(Dataset rows about figures)
-.-.-
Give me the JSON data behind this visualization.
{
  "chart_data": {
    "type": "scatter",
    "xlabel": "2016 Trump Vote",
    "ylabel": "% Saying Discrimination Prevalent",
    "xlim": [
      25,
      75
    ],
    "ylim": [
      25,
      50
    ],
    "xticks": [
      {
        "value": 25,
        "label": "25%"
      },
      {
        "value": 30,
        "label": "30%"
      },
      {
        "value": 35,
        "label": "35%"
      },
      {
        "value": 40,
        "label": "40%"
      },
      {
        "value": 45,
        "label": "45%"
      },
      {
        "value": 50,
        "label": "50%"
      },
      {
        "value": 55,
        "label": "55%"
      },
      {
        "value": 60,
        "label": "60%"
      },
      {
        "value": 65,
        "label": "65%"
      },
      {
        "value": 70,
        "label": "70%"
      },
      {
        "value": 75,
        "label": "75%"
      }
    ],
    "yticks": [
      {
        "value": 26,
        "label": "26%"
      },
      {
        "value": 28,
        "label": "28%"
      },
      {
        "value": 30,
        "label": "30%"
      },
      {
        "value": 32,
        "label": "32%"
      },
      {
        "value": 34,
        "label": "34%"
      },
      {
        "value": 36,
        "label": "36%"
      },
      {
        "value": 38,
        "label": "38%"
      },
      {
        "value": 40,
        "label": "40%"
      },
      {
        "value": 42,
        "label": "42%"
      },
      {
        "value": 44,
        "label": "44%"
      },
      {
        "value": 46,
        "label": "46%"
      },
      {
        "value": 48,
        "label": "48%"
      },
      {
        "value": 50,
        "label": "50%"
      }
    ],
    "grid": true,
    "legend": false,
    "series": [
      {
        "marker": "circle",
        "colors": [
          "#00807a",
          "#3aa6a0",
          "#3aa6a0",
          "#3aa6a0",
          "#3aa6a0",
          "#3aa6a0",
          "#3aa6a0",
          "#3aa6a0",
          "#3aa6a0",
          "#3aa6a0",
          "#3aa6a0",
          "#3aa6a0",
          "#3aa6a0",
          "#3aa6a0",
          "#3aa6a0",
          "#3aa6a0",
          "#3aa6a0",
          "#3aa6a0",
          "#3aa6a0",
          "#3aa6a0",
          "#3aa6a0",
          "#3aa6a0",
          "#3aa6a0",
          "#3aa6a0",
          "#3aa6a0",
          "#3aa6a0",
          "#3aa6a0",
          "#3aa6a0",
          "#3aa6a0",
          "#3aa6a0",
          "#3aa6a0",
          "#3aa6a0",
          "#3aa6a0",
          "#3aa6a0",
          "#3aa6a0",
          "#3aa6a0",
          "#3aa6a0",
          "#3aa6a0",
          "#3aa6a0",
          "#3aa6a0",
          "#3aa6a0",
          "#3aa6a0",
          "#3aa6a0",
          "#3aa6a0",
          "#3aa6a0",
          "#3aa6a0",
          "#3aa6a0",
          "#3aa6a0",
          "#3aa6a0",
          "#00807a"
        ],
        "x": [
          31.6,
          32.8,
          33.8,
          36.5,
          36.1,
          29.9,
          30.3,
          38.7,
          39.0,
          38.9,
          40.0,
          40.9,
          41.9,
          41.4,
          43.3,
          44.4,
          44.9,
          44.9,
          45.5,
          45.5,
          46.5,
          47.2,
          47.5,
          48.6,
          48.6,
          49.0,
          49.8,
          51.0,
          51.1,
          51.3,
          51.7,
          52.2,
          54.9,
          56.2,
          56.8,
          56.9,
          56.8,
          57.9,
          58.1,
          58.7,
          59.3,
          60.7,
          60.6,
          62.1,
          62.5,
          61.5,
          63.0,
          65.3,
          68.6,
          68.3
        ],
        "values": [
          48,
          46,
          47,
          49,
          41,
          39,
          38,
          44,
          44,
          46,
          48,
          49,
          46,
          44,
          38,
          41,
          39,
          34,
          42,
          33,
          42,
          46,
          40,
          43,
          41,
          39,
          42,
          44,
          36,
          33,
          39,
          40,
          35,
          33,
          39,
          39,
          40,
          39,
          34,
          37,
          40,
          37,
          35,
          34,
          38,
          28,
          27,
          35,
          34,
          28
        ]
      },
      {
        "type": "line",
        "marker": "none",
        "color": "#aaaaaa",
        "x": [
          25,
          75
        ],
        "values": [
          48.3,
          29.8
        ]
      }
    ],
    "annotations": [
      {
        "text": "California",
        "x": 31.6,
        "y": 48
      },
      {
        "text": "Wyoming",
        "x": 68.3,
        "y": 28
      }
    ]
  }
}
-.-.-
→ PROBLEM DETAILS
Reproduce each entry word for word.

→ SOLUTION FOR THIS TASK
Give me the JSON data behind this visualization.
{
  "chart_data": {
    "type": "scatter",
    "xlabel": "2016 Trump Vote",
    "ylabel": "% Saying Discrimination Prevalent",
    "xlim": [
      25,
      75
    ],
    "ylim": [
      25,
      50
    ],
    "xticks": [
      {
        "value": 25,
        "label": "25%"
      },
      {
        "value": 30,
        "label": "30%"
      },
      {
        "value": 35,
        "label": "35%"
      },
      {
        "value": 40,
        "label": "40%"
      },
      {
        "value": 45,
        "label": "45%"
      },
      {
        "value": 50,
        "label": "50%"
      },
      {
        "value": 55,
        "label": "55%"
      },
      {
        "value": 60,
        "label": "60%"
      },
      {
        "value": 65,
        "label": "65%"
      },
      {
        "value": 70,
        "label": "70%"
      },
      {
        "value": 75,
        "label": "75%"
      }
    ],
    "yticks": [
      {
        "value": 26,
        "label": "26%"
      },
      {
        "value": 28,
        "label": "28%"
      },
      {
        "value": 30,
        "label": "30%"
      },
      {
        "value": 32,
        "label": "32%"
      },
      {
        "value": 34,
        "label": "34%"
      },
      {
        "value": 36,
        "label": "36%"
      },
      {
        "value": 38,
        "label": "38%"
      },
      {
        "value": 40,
        "label": "40%"
      },
      {
        "value": 42,
        "label": "42%"
      },
      {
        "value": 44,
        "label": "44%"
      },
      {
        "value": 46,
        "label": "46%"
      },
      {
        "value": 48,
        "label": "48%"
      },
      {
        "value": 50,
        "label": "50%"
      }
    ],
    "grid": true,
    "legend": false,
    "series": [
      {
        "marker": "circle",
        "colors": [
          "#00807a",
          "#3aa6a0",
          "#3aa6a0",
          "#3aa6a0",
          "#3aa6a0",
          "#3aa6a0",
          "#3aa6a0",
          "#3aa6a0",
          "#3aa6a0",
          "#3aa6a0",
          "#3aa6a0",
          "#3aa6a0",
          "#3aa6a0",
          "#3aa6a0",
          "#3aa6a0",
          "#3aa6a0",
          "#3aa6a0",
          "#3aa6a0",
          "#3aa6a0",
          "#3aa6a0",
          "#3aa6a0",
          "#3aa6a0",
          "#3aa6a0",
          "#3aa6a0",
          "#3aa6a0",
          "#3aa6a0",
          "#3aa6a0",
          "#3aa6a0",
          "#3aa6a0",
          "#3aa6a0",
          "#3aa6a0",
          "#3aa6a0",
          "#3aa6a0",
          "#3aa6a0",
          "#3aa6a0",
          "#3aa6a0",
          "#3aa6a0",
          "#3aa6a0",
          "#3aa6a0",
          "#3aa6a0",
          "#3aa6a0",
          "#3aa6a0",
          "#3aa6a0",
          "#3aa6a0",
          "#3aa6a0",
          "#3aa6a0",
          "#3aa6a0",
          "#3aa6a0",
          "#3aa6a0",
          "#00807a"
        ],
        "x": [
          31.6,
          32.8,
          33.8,
          36.5,
          36.1,
          29.9,
          30.3,
          38.7,
          39.0,
          38.9,
          40.0,
          40.9,
          41.9,
          41.4,
          43.3,
          44.4,
          44.9,
          44.9,
          45.5,
          45.5,
          46.5,
          47.2,
          47.5,
          48.6,
          48.6,
          49.0,
          49.8,
          51.0,
          51.1,
          51.3,
          51.7,
          52.2,
          54.9,
          56.2,
          56.8,
          56.9,
          56.8,
          57.9,
          58.1,
          58.7,
          59.3,
          60.7,
          60.6,
          62.1,
          62.5,
          61.5,
          63.0,
          65.3,
          68.6,
          68.3
        ],
        "values": [
          48,
          46,
          47,
          49,
          41,
          39,
          38,
          44,
          44,
          46,
          48,
          49,
          46,
          44,
          38,
          41,
          39,
          34,
          42,
          33,
          42,
          46,
          40,
          43,
          41,
          39,
          42,
          44,
          36,
          33,
          39,
          40,
          35,
          33,
          39,
          39,
          40,
          39,
          34,
          37,
          40,
          37,
          35,
          34,
          38,
          28,
          27,
          35,
          34,
          28
        ]
      },
      {
        "type": "line",
        "marker": "none",
        "color": "#aaaaaa",
        "x": [
          25,
          75
        ],
        "values": [
          48.3,
          29.8
        ]
      }
    ],
    "annotations": [
      {
        "text": "California",
        "x": 31.6,
        "y": 48
      },
      {
        "text": "Wyoming",
        "x": 68.3,
        "y": 28
      }
    ]
  }
}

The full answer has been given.